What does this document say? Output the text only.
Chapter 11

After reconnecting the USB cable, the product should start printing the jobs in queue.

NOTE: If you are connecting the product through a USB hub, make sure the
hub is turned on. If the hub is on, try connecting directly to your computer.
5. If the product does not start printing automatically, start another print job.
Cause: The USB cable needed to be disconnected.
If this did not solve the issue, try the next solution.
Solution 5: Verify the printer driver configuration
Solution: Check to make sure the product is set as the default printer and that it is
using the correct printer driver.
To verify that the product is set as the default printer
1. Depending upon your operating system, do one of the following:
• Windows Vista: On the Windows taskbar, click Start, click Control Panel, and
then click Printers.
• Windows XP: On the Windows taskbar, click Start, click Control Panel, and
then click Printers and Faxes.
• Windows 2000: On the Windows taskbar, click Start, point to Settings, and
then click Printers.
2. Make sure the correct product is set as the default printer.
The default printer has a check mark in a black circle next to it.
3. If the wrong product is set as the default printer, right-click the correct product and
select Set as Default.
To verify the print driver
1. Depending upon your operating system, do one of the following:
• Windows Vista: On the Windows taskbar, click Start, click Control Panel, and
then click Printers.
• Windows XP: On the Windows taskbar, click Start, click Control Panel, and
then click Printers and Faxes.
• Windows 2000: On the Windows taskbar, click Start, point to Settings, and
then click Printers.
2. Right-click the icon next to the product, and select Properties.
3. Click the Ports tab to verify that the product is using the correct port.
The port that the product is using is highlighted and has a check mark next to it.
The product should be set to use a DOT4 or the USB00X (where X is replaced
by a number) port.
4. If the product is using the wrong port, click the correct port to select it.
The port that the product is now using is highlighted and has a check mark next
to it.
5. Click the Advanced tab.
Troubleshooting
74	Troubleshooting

** TASK DESCRIPTION **
Your task is to repeat each line of the material exactly.

** CORRECT RESPONSE **
What does this document say? Output the text only.
Chapter 11

After reconnecting the USB cable, the product should start printing the jobs in queue.

NOTE: If you are connecting the product through a USB hub, make sure the
hub is turned on. If the hub is on, try connecting directly to your computer.
5. If the product does not start printing automatically, start another print job.
Cause: The USB cable needed to be disconnected.
If this did not solve the issue, try the next solution.
Solution 5: Verify the printer driver configuration
Solution: Check to make sure the product is set as the default printer and that it is
using the correct printer driver.
To verify that the product is set as the default printer
1. Depending upon your operating system, do one of the following:
• Windows Vista: On the Windows taskbar, click Start, click Control Panel, and
then click Printers.
• Windows XP: On the Windows taskbar, click Start, click Control Panel, and
then click Printers and Faxes.
• Windows 2000: On the Windows taskbar, click Start, point to Settings, and
then click Printers.
2. Make sure the correct product is set as the default printer.
The default printer has a check mark in a black circle next to it.
3. If the wrong product is set as the default printer, right-click the correct product and
select Set as Default.
To verify the print driver
1. Depending upon your operating system, do one of the following:
• Windows Vista: On the Windows taskbar, click Start, click Control Panel, and
then click Printers.
• Windows XP: On the Windows taskbar, click Start, click Control Panel, and
then click Printers and Faxes.
• Windows 2000: On the Windows taskbar, click Start, point to Settings, and
then click Printers.
2. Right-click the icon next to the product, and select Properties.
3. Click the Ports tab to verify that the product is using the correct port.
The port that the product is using is highlighted and has a check mark next to it.
The product should be set to use a DOT4 or the USB00X (where X is replaced
by a number) port.
4. If the product is using the wrong port, click the correct port to select it.
The port that the product is now using is highlighted and has a check mark next
to it.
5. Click the Advanced tab.
Troubleshooting
74	Troubleshooting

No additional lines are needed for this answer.